• Exercise goal:
Report all lines holding "Hollande".

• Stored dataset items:
* * * * * * *

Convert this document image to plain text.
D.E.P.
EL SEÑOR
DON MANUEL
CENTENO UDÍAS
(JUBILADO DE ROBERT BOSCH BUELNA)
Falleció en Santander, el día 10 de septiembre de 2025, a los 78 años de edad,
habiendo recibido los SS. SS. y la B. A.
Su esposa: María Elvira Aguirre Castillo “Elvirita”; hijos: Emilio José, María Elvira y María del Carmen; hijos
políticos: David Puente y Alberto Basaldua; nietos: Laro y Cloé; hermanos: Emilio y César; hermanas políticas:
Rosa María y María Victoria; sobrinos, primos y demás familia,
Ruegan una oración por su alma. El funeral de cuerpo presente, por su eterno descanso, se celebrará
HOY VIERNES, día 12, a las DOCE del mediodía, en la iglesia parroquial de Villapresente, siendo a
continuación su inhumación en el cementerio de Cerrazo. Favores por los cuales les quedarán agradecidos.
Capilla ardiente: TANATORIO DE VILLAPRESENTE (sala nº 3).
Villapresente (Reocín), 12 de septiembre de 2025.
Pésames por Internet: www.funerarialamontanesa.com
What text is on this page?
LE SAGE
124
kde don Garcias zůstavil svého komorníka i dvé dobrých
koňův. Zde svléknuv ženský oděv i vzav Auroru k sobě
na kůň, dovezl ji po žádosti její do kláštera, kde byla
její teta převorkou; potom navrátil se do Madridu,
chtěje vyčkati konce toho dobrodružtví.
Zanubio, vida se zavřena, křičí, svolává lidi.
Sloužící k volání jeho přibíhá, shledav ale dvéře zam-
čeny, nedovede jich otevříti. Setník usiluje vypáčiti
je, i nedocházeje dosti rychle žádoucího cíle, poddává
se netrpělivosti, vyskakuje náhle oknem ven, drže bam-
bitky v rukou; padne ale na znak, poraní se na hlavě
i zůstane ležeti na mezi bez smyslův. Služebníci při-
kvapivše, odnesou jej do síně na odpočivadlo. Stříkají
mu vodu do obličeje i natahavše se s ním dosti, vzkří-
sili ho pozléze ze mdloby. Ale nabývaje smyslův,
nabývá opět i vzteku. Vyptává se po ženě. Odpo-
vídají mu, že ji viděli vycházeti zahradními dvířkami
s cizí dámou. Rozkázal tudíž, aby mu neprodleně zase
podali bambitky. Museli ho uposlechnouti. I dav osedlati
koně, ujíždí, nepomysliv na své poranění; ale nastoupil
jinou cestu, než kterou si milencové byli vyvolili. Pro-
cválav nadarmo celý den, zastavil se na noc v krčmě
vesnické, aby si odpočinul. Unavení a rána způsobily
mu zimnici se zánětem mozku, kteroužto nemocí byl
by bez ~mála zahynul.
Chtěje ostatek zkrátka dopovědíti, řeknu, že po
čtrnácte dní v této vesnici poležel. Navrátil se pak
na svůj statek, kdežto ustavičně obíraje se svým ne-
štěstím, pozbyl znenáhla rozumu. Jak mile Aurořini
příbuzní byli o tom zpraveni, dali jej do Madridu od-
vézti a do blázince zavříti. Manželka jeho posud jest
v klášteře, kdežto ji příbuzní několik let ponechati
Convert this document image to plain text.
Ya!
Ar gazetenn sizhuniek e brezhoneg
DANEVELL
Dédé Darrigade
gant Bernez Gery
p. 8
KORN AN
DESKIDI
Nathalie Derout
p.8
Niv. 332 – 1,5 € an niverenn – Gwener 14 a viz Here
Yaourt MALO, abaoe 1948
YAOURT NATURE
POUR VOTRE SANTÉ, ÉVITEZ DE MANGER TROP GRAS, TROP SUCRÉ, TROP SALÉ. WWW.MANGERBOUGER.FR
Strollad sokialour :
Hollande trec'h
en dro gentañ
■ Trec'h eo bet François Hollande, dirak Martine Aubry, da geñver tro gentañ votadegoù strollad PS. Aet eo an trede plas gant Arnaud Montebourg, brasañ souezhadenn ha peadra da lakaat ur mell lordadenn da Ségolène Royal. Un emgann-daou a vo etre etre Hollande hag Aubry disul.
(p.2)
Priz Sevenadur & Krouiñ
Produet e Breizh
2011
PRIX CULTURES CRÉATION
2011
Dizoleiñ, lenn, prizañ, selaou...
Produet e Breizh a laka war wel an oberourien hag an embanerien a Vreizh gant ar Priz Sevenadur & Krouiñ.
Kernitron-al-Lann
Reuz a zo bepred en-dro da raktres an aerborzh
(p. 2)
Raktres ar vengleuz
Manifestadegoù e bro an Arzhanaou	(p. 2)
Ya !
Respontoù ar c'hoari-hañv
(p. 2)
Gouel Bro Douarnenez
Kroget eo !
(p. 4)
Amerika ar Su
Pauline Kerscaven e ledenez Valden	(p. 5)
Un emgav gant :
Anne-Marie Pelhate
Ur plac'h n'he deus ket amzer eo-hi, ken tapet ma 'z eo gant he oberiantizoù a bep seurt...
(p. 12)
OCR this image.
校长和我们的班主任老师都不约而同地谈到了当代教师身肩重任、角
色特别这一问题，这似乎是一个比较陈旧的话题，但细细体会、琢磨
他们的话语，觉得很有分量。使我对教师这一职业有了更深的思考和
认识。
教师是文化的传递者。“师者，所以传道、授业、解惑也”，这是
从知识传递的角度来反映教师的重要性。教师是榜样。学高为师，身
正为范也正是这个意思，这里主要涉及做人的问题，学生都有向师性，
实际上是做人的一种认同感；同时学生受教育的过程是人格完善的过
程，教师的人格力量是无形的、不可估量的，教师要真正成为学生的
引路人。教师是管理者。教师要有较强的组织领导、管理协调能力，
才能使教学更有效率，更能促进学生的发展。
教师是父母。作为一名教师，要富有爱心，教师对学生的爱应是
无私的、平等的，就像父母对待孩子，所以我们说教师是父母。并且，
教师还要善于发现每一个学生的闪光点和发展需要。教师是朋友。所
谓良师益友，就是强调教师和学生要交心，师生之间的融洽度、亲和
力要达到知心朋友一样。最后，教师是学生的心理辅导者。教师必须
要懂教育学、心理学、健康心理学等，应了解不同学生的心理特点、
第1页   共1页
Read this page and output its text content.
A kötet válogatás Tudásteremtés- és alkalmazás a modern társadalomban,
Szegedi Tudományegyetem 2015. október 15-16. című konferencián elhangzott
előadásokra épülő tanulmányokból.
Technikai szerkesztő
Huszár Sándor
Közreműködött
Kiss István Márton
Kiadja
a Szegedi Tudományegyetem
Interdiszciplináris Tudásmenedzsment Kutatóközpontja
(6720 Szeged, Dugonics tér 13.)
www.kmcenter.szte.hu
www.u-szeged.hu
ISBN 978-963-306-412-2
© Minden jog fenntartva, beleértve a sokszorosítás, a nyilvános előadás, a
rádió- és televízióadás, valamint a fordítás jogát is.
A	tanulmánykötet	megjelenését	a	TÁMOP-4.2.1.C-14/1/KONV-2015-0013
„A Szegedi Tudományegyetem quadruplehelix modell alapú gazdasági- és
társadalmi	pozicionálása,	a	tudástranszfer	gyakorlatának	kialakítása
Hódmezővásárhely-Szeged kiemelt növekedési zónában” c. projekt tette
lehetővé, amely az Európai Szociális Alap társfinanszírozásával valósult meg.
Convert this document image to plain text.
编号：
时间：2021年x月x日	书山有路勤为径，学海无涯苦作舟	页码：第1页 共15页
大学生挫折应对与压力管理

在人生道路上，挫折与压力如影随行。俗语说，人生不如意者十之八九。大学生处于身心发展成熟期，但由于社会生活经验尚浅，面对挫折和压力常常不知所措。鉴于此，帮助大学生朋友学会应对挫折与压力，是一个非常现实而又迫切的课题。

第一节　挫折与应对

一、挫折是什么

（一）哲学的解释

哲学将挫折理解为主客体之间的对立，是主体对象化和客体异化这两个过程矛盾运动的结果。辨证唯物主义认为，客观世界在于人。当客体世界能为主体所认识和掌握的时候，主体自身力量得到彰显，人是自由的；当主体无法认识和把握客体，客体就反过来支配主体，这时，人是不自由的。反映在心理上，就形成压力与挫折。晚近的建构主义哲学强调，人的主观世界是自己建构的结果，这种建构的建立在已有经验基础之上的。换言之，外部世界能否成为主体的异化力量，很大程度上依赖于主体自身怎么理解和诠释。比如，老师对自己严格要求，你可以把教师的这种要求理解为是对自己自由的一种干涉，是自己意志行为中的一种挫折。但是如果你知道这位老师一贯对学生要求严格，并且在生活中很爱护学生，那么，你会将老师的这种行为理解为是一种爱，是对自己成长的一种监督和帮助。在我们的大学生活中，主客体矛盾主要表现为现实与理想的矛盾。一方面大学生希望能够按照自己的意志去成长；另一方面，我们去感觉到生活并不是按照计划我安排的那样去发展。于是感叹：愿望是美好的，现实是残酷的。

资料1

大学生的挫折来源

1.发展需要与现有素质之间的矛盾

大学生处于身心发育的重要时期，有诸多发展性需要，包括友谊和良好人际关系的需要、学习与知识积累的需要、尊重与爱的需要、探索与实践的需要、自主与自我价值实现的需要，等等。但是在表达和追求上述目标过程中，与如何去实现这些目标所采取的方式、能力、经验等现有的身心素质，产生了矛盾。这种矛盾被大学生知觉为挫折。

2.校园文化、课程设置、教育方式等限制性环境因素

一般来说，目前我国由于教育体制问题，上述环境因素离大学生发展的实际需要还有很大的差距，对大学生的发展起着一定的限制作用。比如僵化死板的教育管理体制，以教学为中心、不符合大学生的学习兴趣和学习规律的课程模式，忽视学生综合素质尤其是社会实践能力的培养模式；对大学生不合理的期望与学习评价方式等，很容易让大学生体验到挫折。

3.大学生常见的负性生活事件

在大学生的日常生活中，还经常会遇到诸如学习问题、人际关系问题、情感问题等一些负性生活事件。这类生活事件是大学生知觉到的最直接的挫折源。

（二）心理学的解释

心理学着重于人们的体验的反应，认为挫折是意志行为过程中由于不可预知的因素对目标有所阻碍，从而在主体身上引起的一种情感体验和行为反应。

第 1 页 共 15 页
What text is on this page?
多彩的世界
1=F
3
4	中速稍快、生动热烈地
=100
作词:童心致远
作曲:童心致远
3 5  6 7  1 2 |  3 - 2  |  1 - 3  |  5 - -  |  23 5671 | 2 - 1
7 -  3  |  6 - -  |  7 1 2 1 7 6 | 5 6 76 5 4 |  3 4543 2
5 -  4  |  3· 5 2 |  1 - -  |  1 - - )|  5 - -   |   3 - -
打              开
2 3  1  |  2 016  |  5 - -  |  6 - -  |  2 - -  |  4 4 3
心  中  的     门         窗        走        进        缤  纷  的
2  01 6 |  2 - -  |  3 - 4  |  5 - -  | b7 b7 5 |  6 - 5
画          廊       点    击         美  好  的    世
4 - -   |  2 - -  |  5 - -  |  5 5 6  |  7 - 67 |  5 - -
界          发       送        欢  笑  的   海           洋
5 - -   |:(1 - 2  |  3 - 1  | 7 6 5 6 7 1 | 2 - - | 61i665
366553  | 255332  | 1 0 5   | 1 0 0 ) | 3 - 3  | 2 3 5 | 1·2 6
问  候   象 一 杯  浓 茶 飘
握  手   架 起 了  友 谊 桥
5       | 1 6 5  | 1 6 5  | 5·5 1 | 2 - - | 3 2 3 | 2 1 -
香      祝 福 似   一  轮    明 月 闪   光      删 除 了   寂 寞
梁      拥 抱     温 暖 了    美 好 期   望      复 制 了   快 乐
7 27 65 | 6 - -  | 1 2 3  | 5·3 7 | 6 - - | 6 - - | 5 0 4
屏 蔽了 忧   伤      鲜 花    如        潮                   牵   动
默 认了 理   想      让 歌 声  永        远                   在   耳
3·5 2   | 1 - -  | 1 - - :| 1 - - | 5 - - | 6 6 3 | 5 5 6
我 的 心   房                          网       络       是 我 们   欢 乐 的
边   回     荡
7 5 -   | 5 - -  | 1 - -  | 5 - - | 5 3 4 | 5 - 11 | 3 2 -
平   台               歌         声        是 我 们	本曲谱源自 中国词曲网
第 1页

* * * * * * *

• Problem solution:
Hollande trec'h
■ Trec'h eo bet François Hollande, dirak Martine Aubry, da geñver tro gentañ votadegoù strollad PS. Aet eo an trede plas gant Arnaud Montebourg, brasañ souezhadenn ha peadra da lakaat ur mell lordadenn da Ségolène Royal. Un emgann-daou a vo etre etre Hollande hag Aubry disul.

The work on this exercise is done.